• PROVIDED TEXT:
************

11:30-11:50 Coffee break
11:50-1:50pm Panel 2 Overseas Circulation of Chinese Independent Films since the 1990s
Tamako AKIYAMA teaches at Kanagawa University and is widely known for her scholarship on, and subtitling of, Chinese language cinema, as well as her Chinese interpretation for the art world. She has been a close observer of Chinese thought, cinema and art since the 1990s, supporting these artists’ efforts through writing, translation and interpretation. She is a co-editor (with Ma Ran) of Chinese Independent Cinema Observer, Issue 1: Sino-Japanese Connections in Independent Film Cultures (1989 – 2020), and a contributor to Chinese Cinemas in Translation and Dissemination (Routledge, 2021), Ibunka Shakai no Rikai to Hyosho Kenkyu (Cross-cultural Understanding and Representation Studies, Senshu University Press, 2022). Among her many translations is the book-length Dust in the Wind: Hou Hsiao-hsien Talks about Films(Misuzu Shobo, 2021; original from 2008), by Hou Hsiao-hsien.
Karin Chien is the founder and president of Art & Action, a global production company. She is the recipient of the inaugural Cinereach Producing Award, the Humanitas Prize and the Piaget Independent Spirit Producers Award, given to “producers who, despite highly limited resources, demonstrate the creativity, tenacity, and vision required to produce quality independent films.” Karin is the founder and president of dGenerate Films, the leading U.S. distributor of independent, contemporary Chinese cinema. The dGenerate Films collection is proud to distribute over 80 narrative and documentary films from mainland China and Hong Kong in partnership with Icarus Films.

************

(Layout coordinates)
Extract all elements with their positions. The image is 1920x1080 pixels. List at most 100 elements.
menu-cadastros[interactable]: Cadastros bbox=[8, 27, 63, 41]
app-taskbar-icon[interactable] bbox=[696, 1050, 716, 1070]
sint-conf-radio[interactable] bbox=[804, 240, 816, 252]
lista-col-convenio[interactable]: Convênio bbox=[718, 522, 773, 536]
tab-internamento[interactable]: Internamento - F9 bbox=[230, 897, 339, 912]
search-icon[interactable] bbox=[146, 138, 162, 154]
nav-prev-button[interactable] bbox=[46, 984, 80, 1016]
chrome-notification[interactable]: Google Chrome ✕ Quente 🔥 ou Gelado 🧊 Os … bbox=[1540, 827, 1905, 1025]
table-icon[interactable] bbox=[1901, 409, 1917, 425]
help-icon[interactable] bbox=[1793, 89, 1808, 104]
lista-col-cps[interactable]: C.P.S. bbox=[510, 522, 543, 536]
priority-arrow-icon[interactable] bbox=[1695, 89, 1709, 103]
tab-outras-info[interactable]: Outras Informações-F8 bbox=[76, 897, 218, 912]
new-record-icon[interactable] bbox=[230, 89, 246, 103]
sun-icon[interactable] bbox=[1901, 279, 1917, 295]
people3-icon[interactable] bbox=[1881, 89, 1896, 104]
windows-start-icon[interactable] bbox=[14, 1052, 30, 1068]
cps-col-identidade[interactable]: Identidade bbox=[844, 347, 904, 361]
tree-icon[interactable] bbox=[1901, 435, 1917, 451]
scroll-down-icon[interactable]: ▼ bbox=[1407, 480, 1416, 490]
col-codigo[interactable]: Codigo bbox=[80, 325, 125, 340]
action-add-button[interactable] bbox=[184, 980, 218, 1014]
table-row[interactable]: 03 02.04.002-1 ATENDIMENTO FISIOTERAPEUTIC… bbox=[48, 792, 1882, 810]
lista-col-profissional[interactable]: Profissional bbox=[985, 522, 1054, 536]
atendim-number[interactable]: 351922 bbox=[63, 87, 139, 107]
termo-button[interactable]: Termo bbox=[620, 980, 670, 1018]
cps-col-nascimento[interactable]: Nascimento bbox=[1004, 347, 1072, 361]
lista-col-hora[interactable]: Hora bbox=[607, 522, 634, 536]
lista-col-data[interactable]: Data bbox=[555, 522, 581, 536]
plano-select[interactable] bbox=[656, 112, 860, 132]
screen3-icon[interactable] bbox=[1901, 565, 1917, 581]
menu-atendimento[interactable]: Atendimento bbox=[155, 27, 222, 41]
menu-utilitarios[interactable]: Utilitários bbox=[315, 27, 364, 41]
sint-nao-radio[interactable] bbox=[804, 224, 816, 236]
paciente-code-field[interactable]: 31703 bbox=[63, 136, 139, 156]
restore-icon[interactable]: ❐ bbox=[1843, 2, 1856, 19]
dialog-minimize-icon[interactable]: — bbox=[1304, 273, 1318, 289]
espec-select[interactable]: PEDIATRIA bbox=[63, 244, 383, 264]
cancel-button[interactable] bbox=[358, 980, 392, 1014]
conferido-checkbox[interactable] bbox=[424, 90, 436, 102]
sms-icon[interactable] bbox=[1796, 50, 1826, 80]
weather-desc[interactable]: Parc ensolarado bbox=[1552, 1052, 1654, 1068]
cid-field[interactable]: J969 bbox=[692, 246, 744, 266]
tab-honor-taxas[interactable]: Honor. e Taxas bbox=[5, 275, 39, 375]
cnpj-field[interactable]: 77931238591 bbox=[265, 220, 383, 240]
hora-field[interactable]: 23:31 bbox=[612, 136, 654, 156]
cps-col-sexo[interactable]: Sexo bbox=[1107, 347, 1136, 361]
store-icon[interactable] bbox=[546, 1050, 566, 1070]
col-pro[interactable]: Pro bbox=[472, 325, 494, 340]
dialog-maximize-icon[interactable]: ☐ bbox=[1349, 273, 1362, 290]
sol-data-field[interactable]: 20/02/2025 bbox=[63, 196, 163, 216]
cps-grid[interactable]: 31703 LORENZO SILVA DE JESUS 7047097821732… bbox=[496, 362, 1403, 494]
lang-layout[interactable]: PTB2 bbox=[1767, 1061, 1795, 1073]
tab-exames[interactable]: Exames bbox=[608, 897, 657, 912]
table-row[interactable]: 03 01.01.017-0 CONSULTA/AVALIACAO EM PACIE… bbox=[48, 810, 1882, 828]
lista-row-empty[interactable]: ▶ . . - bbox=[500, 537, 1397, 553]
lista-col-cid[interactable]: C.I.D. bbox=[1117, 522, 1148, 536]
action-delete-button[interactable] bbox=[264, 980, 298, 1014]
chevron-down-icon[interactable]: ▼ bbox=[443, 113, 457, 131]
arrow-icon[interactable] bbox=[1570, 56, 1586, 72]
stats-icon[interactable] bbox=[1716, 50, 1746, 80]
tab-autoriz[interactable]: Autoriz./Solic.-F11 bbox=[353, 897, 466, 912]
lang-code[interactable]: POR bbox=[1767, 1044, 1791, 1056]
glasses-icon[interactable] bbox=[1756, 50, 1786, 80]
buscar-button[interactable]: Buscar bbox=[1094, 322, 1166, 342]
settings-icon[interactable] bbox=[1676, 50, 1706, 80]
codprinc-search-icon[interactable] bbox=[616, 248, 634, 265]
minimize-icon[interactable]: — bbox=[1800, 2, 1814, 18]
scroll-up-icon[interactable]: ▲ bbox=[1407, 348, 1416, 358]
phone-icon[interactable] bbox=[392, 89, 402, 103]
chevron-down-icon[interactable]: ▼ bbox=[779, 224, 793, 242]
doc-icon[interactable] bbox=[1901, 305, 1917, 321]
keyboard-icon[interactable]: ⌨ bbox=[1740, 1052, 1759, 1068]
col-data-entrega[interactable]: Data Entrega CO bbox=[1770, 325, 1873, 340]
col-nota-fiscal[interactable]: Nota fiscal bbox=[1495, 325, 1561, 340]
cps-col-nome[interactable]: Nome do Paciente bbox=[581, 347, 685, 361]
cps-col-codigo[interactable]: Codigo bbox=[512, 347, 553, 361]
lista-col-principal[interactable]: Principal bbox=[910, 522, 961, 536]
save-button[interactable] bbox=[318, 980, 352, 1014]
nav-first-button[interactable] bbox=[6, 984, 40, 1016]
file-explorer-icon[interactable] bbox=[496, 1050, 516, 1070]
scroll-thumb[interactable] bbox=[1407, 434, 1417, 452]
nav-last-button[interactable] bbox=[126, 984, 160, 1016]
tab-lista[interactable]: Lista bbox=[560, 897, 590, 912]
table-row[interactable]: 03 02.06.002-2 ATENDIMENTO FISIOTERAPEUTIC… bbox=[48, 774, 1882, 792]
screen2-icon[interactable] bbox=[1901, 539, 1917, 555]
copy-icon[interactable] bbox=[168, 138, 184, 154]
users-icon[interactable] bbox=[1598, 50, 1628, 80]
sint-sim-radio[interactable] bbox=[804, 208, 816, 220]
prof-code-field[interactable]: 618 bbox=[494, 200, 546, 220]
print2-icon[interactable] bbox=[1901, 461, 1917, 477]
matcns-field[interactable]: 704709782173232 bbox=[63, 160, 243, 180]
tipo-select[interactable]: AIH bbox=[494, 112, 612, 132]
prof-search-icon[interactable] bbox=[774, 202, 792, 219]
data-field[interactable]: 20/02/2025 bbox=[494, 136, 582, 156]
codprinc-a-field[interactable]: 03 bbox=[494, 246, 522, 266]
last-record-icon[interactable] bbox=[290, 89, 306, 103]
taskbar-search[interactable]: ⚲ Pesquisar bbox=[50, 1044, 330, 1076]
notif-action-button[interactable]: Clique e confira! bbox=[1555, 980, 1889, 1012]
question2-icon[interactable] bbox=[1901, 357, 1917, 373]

************

• SET OF TASKS:
• a. Return the passage from the panel program that begins at "Karin Chien is" and stops after "with Icarus Films.", copied word for word.
• b. Resume the panel program after its last sentence and keep going in the same style.

• EXPECTED RESPONSES:
• a.
Karin Chien is the founder and president of Art & Action, a global production company. She is the recipient of the inaugural Cinereach Producing Award, the Humanitas Prize and the Piaget Independent Spirit Producers Award, given to “producers who, despite highly limited resources, demonstrate the creativity, tenacity, and vision required to produce quality independent films.” Karin is the founder and president of dGenerate Films, the leading U.S. distributor of independent, contemporary Chinese cinema. The dGenerate Films collection is proud to distribute over 80 narrative and documentary films from mainland China and Hong Kong in partnership with Icarus Films.

• b.
Tammy Cheung is a Hong Kong documentary filmmaker. She studied Sociology at Shue Yan College in Hong Kong and Film at Concordia University in Canada. In 1986, she founded the Chinese International Film Festival in Montreal and held the position of Director of the Festival between 1986 and 1992. After moving back to Hong Kong in 1994, she was involved in commercial film production, film criticism, teaching and translation. In 2004, Cheung founded Visible Record Limited with other like-minded individuals from the fields of film, culture and education. In 2008, she founded the Chinese Documentary Festival, which is the first annual film festival in the world that focuses on Chinese documentaries. The festival has become one of the most important exchange platforms for film professionals, scholars and enthusiasts.
Shelly Kraicer is a writer and cinema curator based in Toronto Canada. Educated at Yale University, he lived for twelve year in Beijing. He has written film criticism in Cinema Scope, Positions, Cineaste, the Village Voice, and the New York Times. He has been programmer for Chinese language films at the Vancouver international Film Festival since 2007, and has been a consultant for the Venince, Udine, Dubai, and Rotterdam International Film Festivals. Shelly co-founded Cinema On the Edge in 2015, an organization deveted to promoting and screening independent Chinese films around the world.
Luisa Prudentino is a lecturer at INALCO University (Institut national des langues et civilisations orientales), in charge of the history of Chinese cinema since 2008. She is also an active member of the research laboratory called CERLOM (Centre d’étude et de recherche sur les littératures et les oralités du monde) since 2012. Besides, she provides teaching at the Le Havre Sciences Po College at the University of Lorraine in Metz. After graduating at “L’Orientale” at the University of Naples with master’s degree, she went to China where she was living for 4 years between 1985 and 1989. Her stay in Shanghai made her realise that a new cinematography was actually arising in China. Back to Italy, she runs the first film festival devoted to contemporary Chinese cinema. She wrote many papers and essays about cinema and, in 2003, she published Le Regard des ombres (Shadows’ Eyes), her first book which was completely devoted to contemporary Chinese cinema.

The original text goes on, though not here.